▸ **Exercise prompt**:
Take the material below and write it all out again exactly.

+ + + +

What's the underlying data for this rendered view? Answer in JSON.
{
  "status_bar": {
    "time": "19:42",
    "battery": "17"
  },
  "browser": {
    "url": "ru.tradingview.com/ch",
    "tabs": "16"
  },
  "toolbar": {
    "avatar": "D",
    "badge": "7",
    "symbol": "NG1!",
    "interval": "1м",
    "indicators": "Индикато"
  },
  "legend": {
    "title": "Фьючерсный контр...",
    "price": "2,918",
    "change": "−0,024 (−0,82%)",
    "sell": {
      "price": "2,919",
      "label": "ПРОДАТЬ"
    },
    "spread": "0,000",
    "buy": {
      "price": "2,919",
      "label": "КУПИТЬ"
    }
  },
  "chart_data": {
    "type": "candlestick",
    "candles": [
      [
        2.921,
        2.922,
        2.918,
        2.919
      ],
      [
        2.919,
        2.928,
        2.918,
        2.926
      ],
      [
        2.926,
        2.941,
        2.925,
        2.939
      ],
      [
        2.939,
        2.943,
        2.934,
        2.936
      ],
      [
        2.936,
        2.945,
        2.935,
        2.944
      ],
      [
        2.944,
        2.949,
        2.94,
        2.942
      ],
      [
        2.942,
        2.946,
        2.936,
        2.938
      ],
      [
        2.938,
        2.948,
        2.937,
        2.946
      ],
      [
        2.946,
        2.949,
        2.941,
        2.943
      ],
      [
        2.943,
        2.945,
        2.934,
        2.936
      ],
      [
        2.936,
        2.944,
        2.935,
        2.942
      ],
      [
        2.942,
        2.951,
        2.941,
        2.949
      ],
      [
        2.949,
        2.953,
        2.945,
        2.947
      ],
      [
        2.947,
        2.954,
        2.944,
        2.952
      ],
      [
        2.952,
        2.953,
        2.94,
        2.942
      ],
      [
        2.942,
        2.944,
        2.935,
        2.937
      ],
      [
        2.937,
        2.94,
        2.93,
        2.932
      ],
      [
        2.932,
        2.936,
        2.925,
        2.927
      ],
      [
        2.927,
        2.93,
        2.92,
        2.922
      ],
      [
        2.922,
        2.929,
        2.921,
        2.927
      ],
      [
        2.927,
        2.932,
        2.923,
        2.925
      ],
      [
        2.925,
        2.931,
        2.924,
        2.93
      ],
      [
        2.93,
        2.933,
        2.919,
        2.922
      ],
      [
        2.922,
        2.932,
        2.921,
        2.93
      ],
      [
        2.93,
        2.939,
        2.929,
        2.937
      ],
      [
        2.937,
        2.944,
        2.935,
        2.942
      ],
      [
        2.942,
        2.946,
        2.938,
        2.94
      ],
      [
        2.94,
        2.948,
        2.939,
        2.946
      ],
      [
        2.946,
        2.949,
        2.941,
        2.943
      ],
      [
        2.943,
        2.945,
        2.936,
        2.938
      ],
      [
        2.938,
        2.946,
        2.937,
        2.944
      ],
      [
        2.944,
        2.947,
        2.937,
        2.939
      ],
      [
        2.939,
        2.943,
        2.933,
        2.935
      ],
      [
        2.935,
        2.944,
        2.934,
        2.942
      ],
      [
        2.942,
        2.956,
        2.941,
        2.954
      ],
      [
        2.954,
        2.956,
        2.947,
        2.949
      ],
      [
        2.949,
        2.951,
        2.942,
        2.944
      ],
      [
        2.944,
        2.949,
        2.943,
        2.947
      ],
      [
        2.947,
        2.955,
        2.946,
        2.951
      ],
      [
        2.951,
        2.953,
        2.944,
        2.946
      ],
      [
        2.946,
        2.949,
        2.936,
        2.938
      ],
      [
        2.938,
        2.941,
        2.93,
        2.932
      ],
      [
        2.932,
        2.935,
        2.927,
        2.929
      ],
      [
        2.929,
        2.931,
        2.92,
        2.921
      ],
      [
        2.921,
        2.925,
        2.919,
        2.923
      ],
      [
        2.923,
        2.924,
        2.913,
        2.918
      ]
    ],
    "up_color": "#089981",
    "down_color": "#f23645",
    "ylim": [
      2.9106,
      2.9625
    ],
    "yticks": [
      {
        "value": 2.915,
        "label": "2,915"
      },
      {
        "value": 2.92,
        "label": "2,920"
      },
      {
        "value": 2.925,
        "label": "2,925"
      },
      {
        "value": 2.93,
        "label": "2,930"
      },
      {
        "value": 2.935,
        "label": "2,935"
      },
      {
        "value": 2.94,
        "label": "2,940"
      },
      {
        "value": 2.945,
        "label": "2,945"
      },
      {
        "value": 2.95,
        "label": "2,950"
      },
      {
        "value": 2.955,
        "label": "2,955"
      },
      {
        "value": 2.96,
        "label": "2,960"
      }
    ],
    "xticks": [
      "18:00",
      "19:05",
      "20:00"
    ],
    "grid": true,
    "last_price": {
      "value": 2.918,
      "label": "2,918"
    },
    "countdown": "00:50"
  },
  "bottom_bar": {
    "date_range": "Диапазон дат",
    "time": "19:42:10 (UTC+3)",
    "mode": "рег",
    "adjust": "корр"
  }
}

+ + + +

▸ **Response to the task**:
What's the underlying data for this rendered view? Answer in JSON.
{
  "status_bar": {
    "time": "19:42",
    "battery": "17"
  },
  "browser": {
    "url": "ru.tradingview.com/ch",
    "tabs": "16"
  },
  "toolbar": {
    "avatar": "D",
    "badge": "7",
    "symbol": "NG1!",
    "interval": "1м",
    "indicators": "Индикато"
  },
  "legend": {
    "title": "Фьючерсный контр...",
    "price": "2,918",
    "change": "−0,024 (−0,82%)",
    "sell": {
      "price": "2,919",
      "label": "ПРОДАТЬ"
    },
    "spread": "0,000",
    "buy": {
      "price": "2,919",
      "label": "КУПИТЬ"
    }
  },
  "chart_data": {
    "type": "candlestick",
    "candles": [
      [
        2.921,
        2.922,
        2.918,
        2.919
      ],
      [
        2.919,
        2.928,
        2.918,
        2.926
      ],
      [
        2.926,
        2.941,
        2.925,
        2.939
      ],
      [
        2.939,
        2.943,
        2.934,
        2.936
      ],
      [
        2.936,
        2.945,
        2.935,
        2.944
      ],
      [
        2.944,
        2.949,
        2.94,
        2.942
      ],
      [
        2.942,
        2.946,
        2.936,
        2.938
      ],
      [
        2.938,
        2.948,
        2.937,
        2.946
      ],
      [
        2.946,
        2.949,
        2.941,
        2.943
      ],
      [
        2.943,
        2.945,
        2.934,
        2.936
      ],
      [
        2.936,
        2.944,
        2.935,
        2.942
      ],
      [
        2.942,
        2.951,
        2.941,
        2.949
      ],
      [
        2.949,
        2.953,
        2.945,
        2.947
      ],
      [
        2.947,
        2.954,
        2.944,
        2.952
      ],
      [
        2.952,
        2.953,
        2.94,
        2.942
      ],
      [
        2.942,
        2.944,
        2.935,
        2.937
      ],
      [
        2.937,
        2.94,
        2.93,
        2.932
      ],
      [
        2.932,
        2.936,
        2.925,
        2.927
      ],
      [
        2.927,
        2.93,
        2.92,
        2.922
      ],
      [
        2.922,
        2.929,
        2.921,
        2.927
      ],
      [
        2.927,
        2.932,
        2.923,
        2.925
      ],
      [
        2.925,
        2.931,
        2.924,
        2.93
      ],
      [
        2.93,
        2.933,
        2.919,
        2.922
      ],
      [
        2.922,
        2.932,
        2.921,
        2.93
      ],
      [
        2.93,
        2.939,
        2.929,
        2.937
      ],
      [
        2.937,
        2.944,
        2.935,
        2.942
      ],
      [
        2.942,
        2.946,
        2.938,
        2.94
      ],
      [
        2.94,
        2.948,
        2.939,
        2.946
      ],
      [
        2.946,
        2.949,
        2.941,
        2.943
      ],
      [
        2.943,
        2.945,
        2.936,
        2.938
      ],
      [
        2.938,
        2.946,
        2.937,
        2.944
      ],
      [
        2.944,
        2.947,
        2.937,
        2.939
      ],
      [
        2.939,
        2.943,
        2.933,
        2.935
      ],
      [
        2.935,
        2.944,
        2.934,
        2.942
      ],
      [
        2.942,
        2.956,
        2.941,
        2.954
      ],
      [
        2.954,
        2.956,
        2.947,
        2.949
      ],
      [
        2.949,
        2.951,
        2.942,
        2.944
      ],
      [
        2.944,
        2.949,
        2.943,
        2.947
      ],
      [
        2.947,
        2.955,
        2.946,
        2.951
      ],
      [
        2.951,
        2.953,
        2.944,
        2.946
      ],
      [
        2.946,
        2.949,
        2.936,
        2.938
      ],
      [
        2.938,
        2.941,
        2.93,
        2.932
      ],
      [
        2.932,
        2.935,
        2.927,
        2.929
      ],
      [
        2.929,
        2.931,
        2.92,
        2.921
      ],
      [
        2.921,
        2.925,
        2.919,
        2.923
      ],
      [
        2.923,
        2.924,
        2.913,
        2.918
      ]
    ],
    "up_color": "#089981",
    "down_color": "#f23645",
    "ylim": [
      2.9106,
      2.9625
    ],
    "yticks": [
      {
        "value": 2.915,
        "label": "2,915"
      },
      {
        "value": 2.92,
        "label": "2,920"
      },
      {
        "value": 2.925,
        "label": "2,925"
      },
      {
        "value": 2.93,
        "label": "2,930"
      },
      {
        "value": 2.935,
        "label": "2,935"
      },
      {
        "value": 2.94,
        "label": "2,940"
      },
      {
        "value": 2.945,
        "label": "2,945"
      },
      {
        "value": 2.95,
        "label": "2,950"
      },
      {
        "value": 2.955,
        "label": "2,955"
      },
      {
        "value": 2.96,
        "label": "2,960"
      }
    ],
    "xticks": [
      "18:00",
      "19:05",
      "20:00"
    ],
    "grid": true,
    "last_price": {
      "value": 2.918,
      "label": "2,918"
    },
    "countdown": "00:50"
  },
  "bottom_bar": {
    "date_range": "Диапазон дат",
    "time": "19:42:10 (UTC+3)",
    "mode": "рег",
    "adjust": "корр"
  }
}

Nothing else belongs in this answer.